Objective » Transcribe the records exactly. Pictures do not belong in the transcription.
--- begin Input ---
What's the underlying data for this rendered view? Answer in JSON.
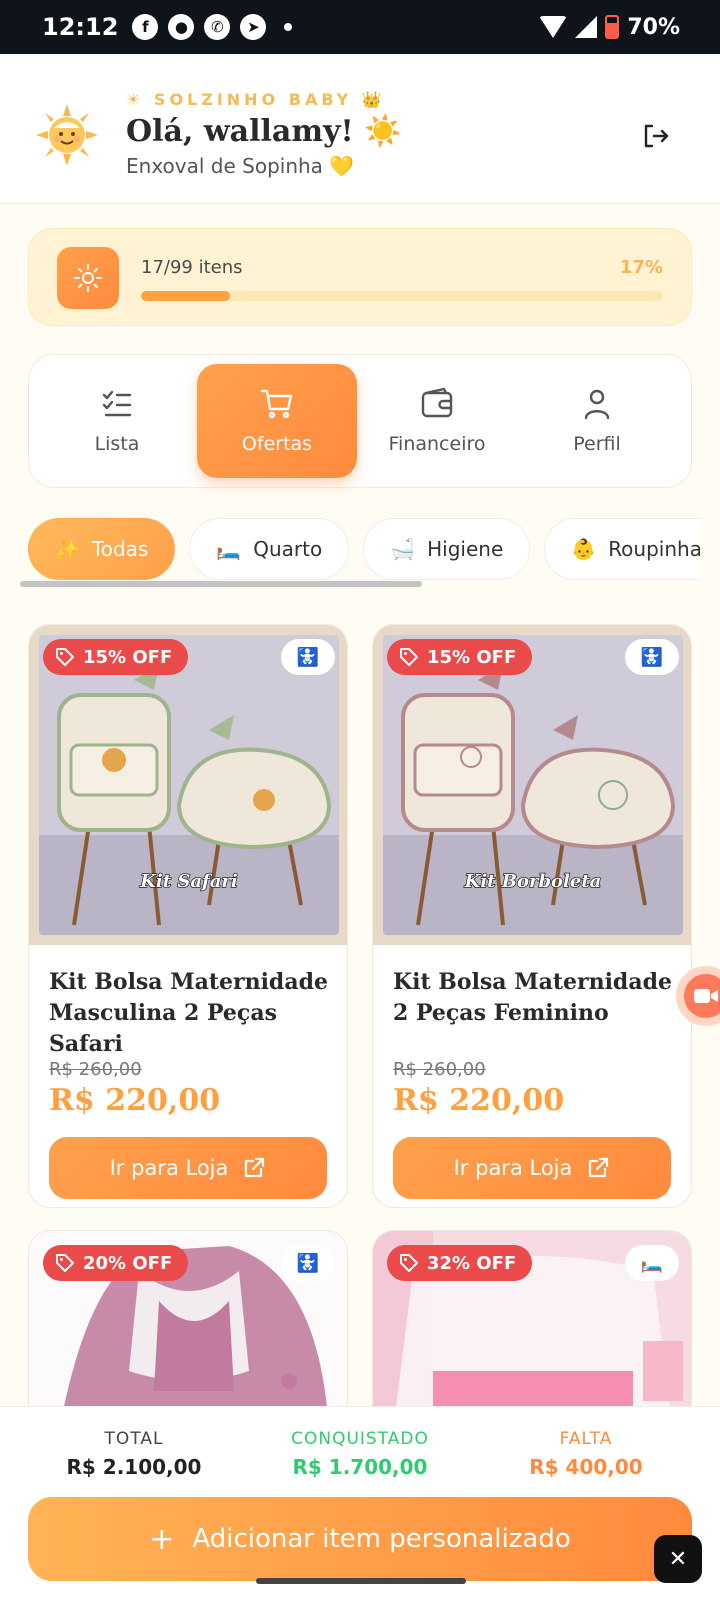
{
  "status_bar": {
    "time": "12:12",
    "battery": "70%",
    "app_icons": [
      "facebook-icon",
      "messages-icon",
      "whatsapp-icon",
      "telegram-icon"
    ]
  },
  "header": {
    "brand": "☀ SOLZINHO BABY 👑",
    "greeting": "Olá, wallamy! ☀️",
    "subtitle": "Enxoval de Sopinha 💛"
  },
  "progress": {
    "label": "17/99 itens",
    "percent_label": "17%",
    "fraction": 0.17
  },
  "nav": {
    "items": [
      {
        "label": "Lista",
        "icon": "checklist-icon",
        "active": false
      },
      {
        "label": "Ofertas",
        "icon": "cart-icon",
        "active": true
      },
      {
        "label": "Financeiro",
        "icon": "wallet-icon",
        "active": false
      },
      {
        "label": "Perfil",
        "icon": "user-icon",
        "active": false
      }
    ]
  },
  "chips": [
    {
      "emoji": "✨",
      "label": "Todas",
      "active": true
    },
    {
      "emoji": "🛏️",
      "label": "Quarto",
      "active": false
    },
    {
      "emoji": "🛁",
      "label": "Higiene",
      "active": false
    },
    {
      "emoji": "👶",
      "label": "Roupinhas",
      "active": false
    }
  ],
  "products": [
    {
      "badge": "15% OFF",
      "category_icon": "🚼",
      "image_caption": "Kit Safari",
      "title": "Kit Bolsa Maternidade Masculina 2 Peças Safari",
      "old_price": "R$ 260,00",
      "price": "R$ 220,00",
      "button": "Ir para Loja"
    },
    {
      "badge": "15% OFF",
      "category_icon": "🚼",
      "image_caption": "Kit Borboleta",
      "title": "Kit Bolsa Maternidade 2 Peças Feminino",
      "old_price": "R$ 260,00",
      "price": "R$ 220,00",
      "button": "Ir para Loja"
    },
    {
      "badge": "20% OFF",
      "category_icon": "🚼"
    },
    {
      "badge": "32% OFF",
      "category_icon": "🛏️"
    }
  ],
  "totals": {
    "total_label": "TOTAL",
    "total_value": "R$ 2.100,00",
    "achieved_label": "CONQUISTADO",
    "achieved_value": "R$ 1.700,00",
    "missing_label": "FALTA",
    "missing_value": "R$ 400,00"
  },
  "add_button": {
    "label": "Adicionar item personalizado",
    "plus": "+"
  },
  "colors": {
    "accent": "#FF9A45",
    "achieved": "#2ECC71",
    "missing": "#FF8A3D",
    "badge": "#EA4A4A"
  }
}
--- end Input ---
Problem solution »
What's the underlying data for this rendered view? Answer in JSON.
{
  "status_bar": {
    "time": "12:12",
    "battery": "70%",
    "app_icons": [
      "facebook-icon",
      "messages-icon",
      "whatsapp-icon",
      "telegram-icon"
    ]
  },
  "header": {
    "brand": "☀ SOLZINHO BABY 👑",
    "greeting": "Olá, wallamy! ☀️",
    "subtitle": "Enxoval de Sopinha 💛"
  },
  "progress": {
    "label": "17/99 itens",
    "percent_label": "17%",
    "fraction": 0.17
  },
  "nav": {
    "items": [
      {
        "label": "Lista",
        "icon": "checklist-icon",
        "active": false
      },
      {
        "label": "Ofertas",
        "icon": "cart-icon",
        "active": true
      },
      {
        "label": "Financeiro",
        "icon": "wallet-icon",
        "active": false
      },
      {
        "label": "Perfil",
        "icon": "user-icon",
        "active": false
      }
    ]
  },
  "chips": [
    {
      "emoji": "✨",
      "label": "Todas",
      "active": true
    },
    {
      "emoji": "🛏️",
      "label": "Quarto",
      "active": false
    },
    {
      "emoji": "🛁",
      "label": "Higiene",
      "active": false
    },
    {
      "emoji": "👶",
      "label": "Roupinhas",
      "active": false
    }
  ],
  "products": [
    {
      "badge": "15% OFF",
      "category_icon": "🚼",
      "image_caption": "Kit Safari",
      "title": "Kit Bolsa Maternidade Masculina 2 Peças Safari",
      "old_price": "R$ 260,00",
      "price": "R$ 220,00",
      "button": "Ir para Loja"
    },
    {
      "badge": "15% OFF",
      "category_icon": "🚼",
      "image_caption": "Kit Borboleta",
      "title": "Kit Bolsa Maternidade 2 Peças Feminino",
      "old_price": "R$ 260,00",
      "price": "R$ 220,00",
      "button": "Ir para Loja"
    },
    {
      "badge": "20% OFF",
      "category_icon": "🚼"
    },
    {
      "badge": "32% OFF",
      "category_icon": "🛏️"
    }
  ],
  "totals": {
    "total_label": "TOTAL",
    "total_value": "R$ 2.100,00",
    "achieved_label": "CONQUISTADO",
    "achieved_value": "R$ 1.700,00",
    "missing_label": "FALTA",
    "missing_value": "R$ 400,00"
  },
  "add_button": {
    "label": "Adicionar item personalizado",
    "plus": "+"
  },
  "colors": {
    "accent": "#FF9A45",
    "achieved": "#2ECC71",
    "missing": "#FF8A3D",
    "badge": "#EA4A4A"
  }
}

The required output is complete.